>> Begin ENTRIES PROVIDED
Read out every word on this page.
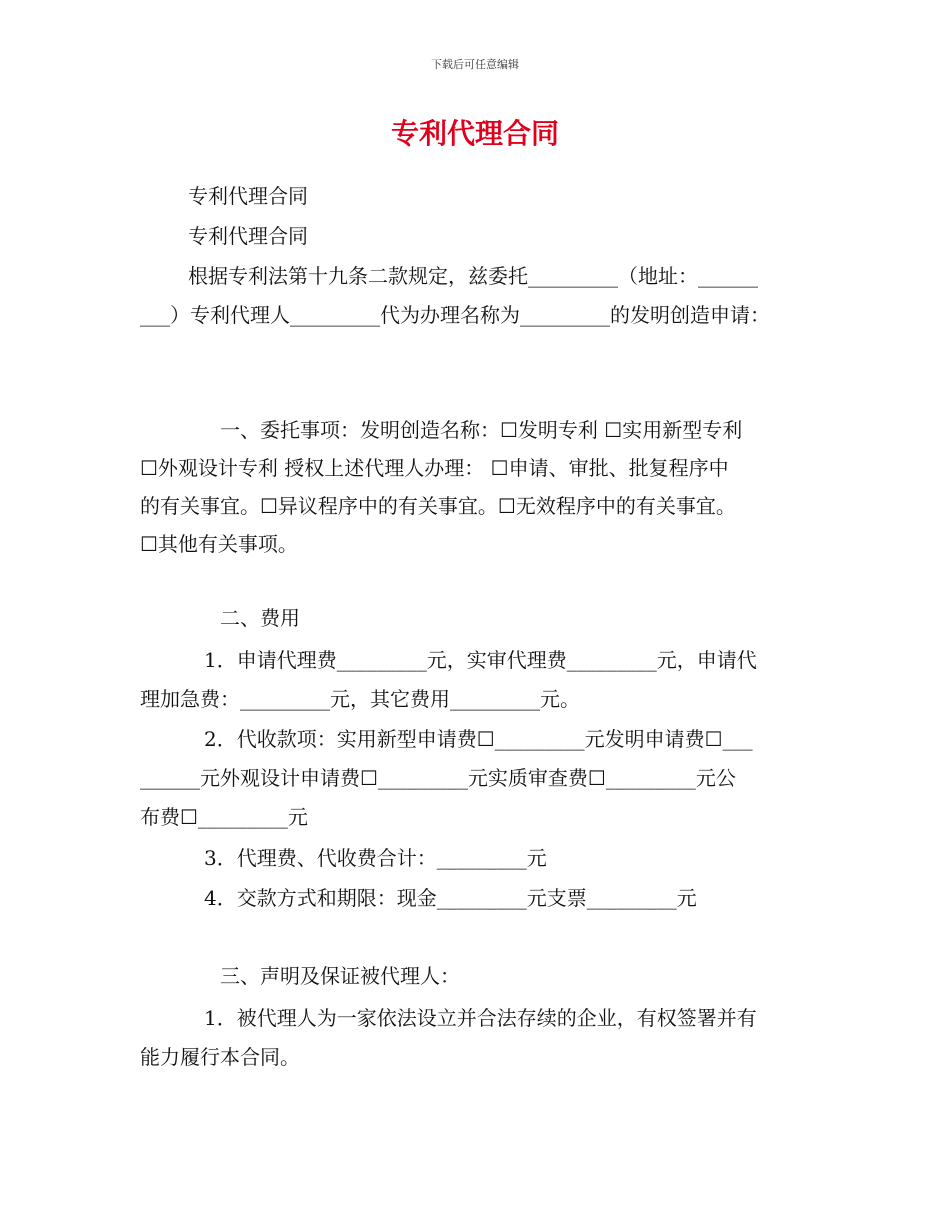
下载后可任意编辑
专利代理合同
专利代理合同
专利代理合同
根据专利法第十九条二款规定，兹委托_________（地址：______
___）专利代理人_________代为办理名称为_________的发明创造申请：
一、委托事项：发明创造名称：☐发明专利 ☐实用新型专利
☐外观设计专利 授权上述代理人办理： ☐申请、审批、批复程序中
的有关事宜。☐异议程序中的有关事宜。☐无效程序中的有关事宜。
☐其他有关事项。
二、费用
1．申请代理费_________元，实审代理费_________元，申请代
理加急费：_________元，其它费用_________元。
2．代收款项：实用新型申请费☐_________元发明申请费☐___
______元外观设计申请费☐_________元实质审查费☐_________元公
布费☐_________元
3．代理费、代收费合计：_________元
4．交款方式和期限：现金_________元支票_________元
三、声明及保证被代理人：
1．被代理人为一家依法设立并合法存续的企业，有权签署并有
能力履行本合同。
>> End ENTRIES PROVIDED
Copy the whole of the material above exactly, but not its images.

Read out every word on this page.
下载后可任意编辑
专利代理合同
专利代理合同
专利代理合同
根据专利法第十九条二款规定，兹委托_________（地址：______
___）专利代理人_________代为办理名称为_________的发明创造申请：
一、委托事项：发明创造名称：☐发明专利 ☐实用新型专利
☐外观设计专利 授权上述代理人办理： ☐申请、审批、批复程序中
的有关事宜。☐异议程序中的有关事宜。☐无效程序中的有关事宜。
☐其他有关事项。
二、费用
1．申请代理费_________元，实审代理费_________元，申请代
理加急费：_________元，其它费用_________元。
2．代收款项：实用新型申请费☐_________元发明申请费☐___
______元外观设计申请费☐_________元实质审查费☐_________元公
布费☐_________元
3．代理费、代收费合计：_________元
4．交款方式和期限：现金_________元支票_________元
三、声明及保证被代理人：
1．被代理人为一家依法设立并合法存续的企业，有权签署并有
能力履行本合同。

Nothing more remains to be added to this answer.